Entries supplied |

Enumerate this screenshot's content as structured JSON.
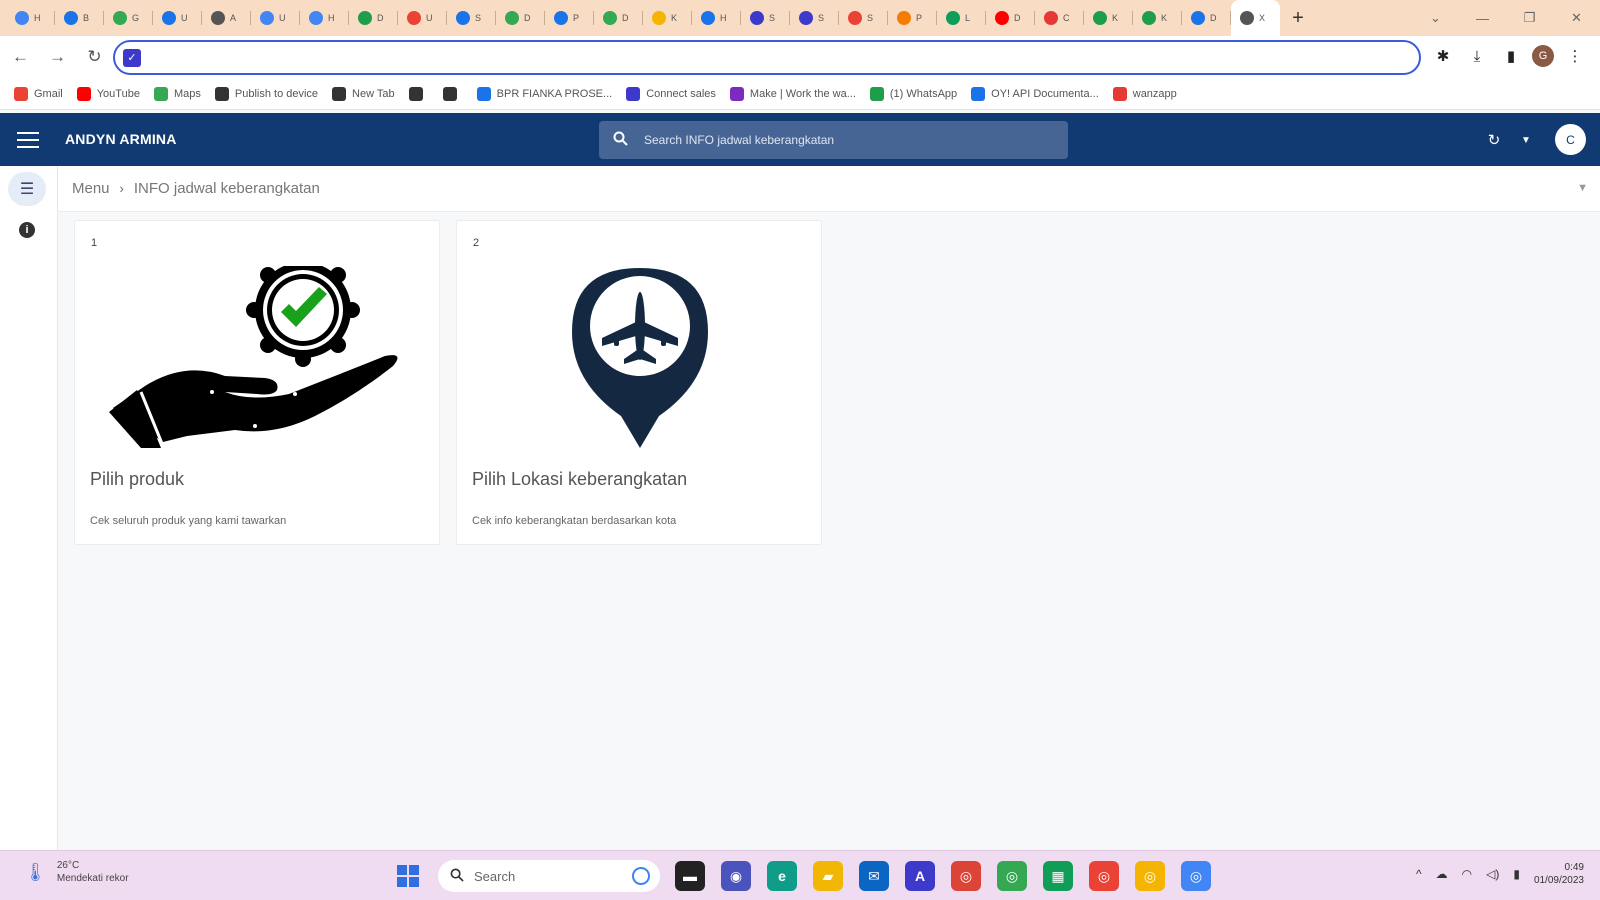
{
  "browser": {
    "tabs": [
      {
        "label": "H",
        "color": "#4285f4",
        "icon": "globe-icon"
      },
      {
        "label": "B",
        "color": "#1a73e8",
        "icon": "filter-icon"
      },
      {
        "label": "G",
        "color": "#34a853",
        "icon": "play-icon"
      },
      {
        "label": "U",
        "color": "#1a73e8",
        "icon": "play-icon"
      },
      {
        "label": "A",
        "color": "#555555",
        "icon": "globe-icon"
      },
      {
        "label": "U",
        "color": "#4285f4",
        "icon": "globe-icon"
      },
      {
        "label": "H",
        "color": "#4285f4",
        "icon": "globe-icon"
      },
      {
        "label": "D",
        "color": "#1e9e4a",
        "icon": "whatsapp-icon"
      },
      {
        "label": "U",
        "color": "#ea4335",
        "icon": "loading-icon"
      },
      {
        "label": "S",
        "color": "#1a73e8",
        "icon": "globe-icon"
      },
      {
        "label": "D",
        "color": "#34a853",
        "icon": "drive-icon"
      },
      {
        "label": "P",
        "color": "#1a73e8",
        "icon": "globe-icon"
      },
      {
        "label": "D",
        "color": "#34a853",
        "icon": "play-icon"
      },
      {
        "label": "K",
        "color": "#f4b400",
        "icon": "drive-icon"
      },
      {
        "label": "H",
        "color": "#1a73e8",
        "icon": "globe-icon"
      },
      {
        "label": "S",
        "color": "#3d3acb",
        "icon": "app-icon"
      },
      {
        "label": "S",
        "color": "#3d3acb",
        "icon": "app-icon"
      },
      {
        "label": "S",
        "color": "#ea4335",
        "icon": "loading-icon"
      },
      {
        "label": "P",
        "color": "#f57c00",
        "icon": "app-icon"
      },
      {
        "label": "L",
        "color": "#0f9d58",
        "icon": "sheets-icon"
      },
      {
        "label": "D",
        "color": "#ff0000",
        "icon": "youtube-icon"
      },
      {
        "label": "C",
        "color": "#e53935",
        "icon": "filter-icon"
      },
      {
        "label": "K",
        "color": "#1e9e4a",
        "icon": "whatsapp-icon"
      },
      {
        "label": "K",
        "color": "#1e9e4a",
        "icon": "whatsapp-icon"
      },
      {
        "label": "D",
        "color": "#1a73e8",
        "icon": "download-icon"
      },
      {
        "label": "X",
        "color": "#555555",
        "icon": "app-icon"
      }
    ],
    "new_tab": "+",
    "window_controls": {
      "dropdown": "⌄",
      "minimize": "—",
      "restore": "❐",
      "close": "✕"
    },
    "nav": {
      "back": "←",
      "forward": "→",
      "reload": "↻"
    },
    "omnibox_value": "",
    "toolbar_icons": {
      "extensions": "✱",
      "download": "⤓",
      "sidepanel": "▮",
      "profile": "G",
      "menu": "⋮"
    },
    "bookmarks": [
      {
        "label": "Gmail",
        "color": "#ea4335",
        "icon": "gmail-icon"
      },
      {
        "label": "YouTube",
        "color": "#ff0000",
        "icon": "youtube-icon"
      },
      {
        "label": "Maps",
        "color": "#34a853",
        "icon": "maps-icon"
      },
      {
        "label": "Publish to device",
        "color": "#333333",
        "icon": "globe-icon"
      },
      {
        "label": "New Tab",
        "color": "#333333",
        "icon": "globe-icon"
      },
      {
        "label": "",
        "color": "#333333",
        "icon": "globe-icon"
      },
      {
        "label": "",
        "color": "#333333",
        "icon": "globe-icon"
      },
      {
        "label": "BPR FIANKA PROSE...",
        "color": "#1a73e8",
        "icon": "filter-icon"
      },
      {
        "label": "Connect sales",
        "color": "#3d3acb",
        "icon": "connect-icon"
      },
      {
        "label": "Make | Work the wa...",
        "color": "#7b2cbf",
        "icon": "make-icon"
      },
      {
        "label": "(1) WhatsApp",
        "color": "#1e9e4a",
        "icon": "whatsapp-icon"
      },
      {
        "label": "OY! API Documenta...",
        "color": "#1a73e8",
        "icon": "api-icon"
      },
      {
        "label": "wanzapp",
        "color": "#e53935",
        "icon": "circle-icon"
      }
    ]
  },
  "app": {
    "name": "ANDYN ARMINA",
    "search_placeholder": "Search INFO jadwal keberangkatan",
    "avatar_initial": "C",
    "header_colors": {
      "appbar": "#123a72",
      "search": "#476594"
    }
  },
  "breadcrumb": {
    "root": "Menu",
    "separator": "›",
    "current": "INFO jadwal keberangkatan"
  },
  "cards": [
    {
      "number": "1",
      "title": "Pilih produk",
      "subtitle": "Cek seluruh produk yang kami tawarkan",
      "icon": "hand-badge-check-icon"
    },
    {
      "number": "2",
      "title": "Pilih Lokasi keberangkatan",
      "subtitle": "Cek info keberangkatan berdasarkan kota",
      "icon": "airplane-location-pin-icon"
    }
  ],
  "taskbar": {
    "weather": {
      "temp": "26°C",
      "desc": "Mendekati rekor"
    },
    "search_placeholder": "Search",
    "apps": [
      {
        "name": "file-manager-icon",
        "color": "#222222",
        "glyph": "▬"
      },
      {
        "name": "chat-icon",
        "color": "#4b53bc",
        "glyph": "◉"
      },
      {
        "name": "edge-icon",
        "color": "#0f9d8a",
        "glyph": "e"
      },
      {
        "name": "folder-icon",
        "color": "#f2b705",
        "glyph": "▰"
      },
      {
        "name": "mail-icon",
        "color": "#0a66c2",
        "glyph": "✉"
      },
      {
        "name": "app-icon",
        "color": "#3d3acb",
        "glyph": "A"
      },
      {
        "name": "chrome-icon",
        "color": "#db4437",
        "glyph": "◎"
      },
      {
        "name": "chrome-icon",
        "color": "#34a853",
        "glyph": "◎"
      },
      {
        "name": "sheets-icon",
        "color": "#0f9d58",
        "glyph": "▦"
      },
      {
        "name": "chrome-icon",
        "color": "#ea4335",
        "glyph": "◎"
      },
      {
        "name": "chrome-icon",
        "color": "#f4b400",
        "glyph": "◎"
      },
      {
        "name": "chrome-icon",
        "color": "#4285f4",
        "glyph": "◎"
      }
    ],
    "tray": {
      "chevron": "^",
      "sync": "☁",
      "wifi": "📶",
      "volume": "🔊",
      "battery": "▮"
    },
    "clock": {
      "time": "0:49",
      "date": "01/09/2023"
    }
  }
}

Written request |
Within the material above, find the lines that contain the word "keberangkatan"; copy them.

Exercise result |
    "search_placeholder": "Search INFO jadwal keberangkatan",
    "current": "INFO jadwal keberangkatan"
      "title": "Pilih Lokasi keberangkatan",
      "subtitle": "Cek info keberangkatan berdasarkan kota",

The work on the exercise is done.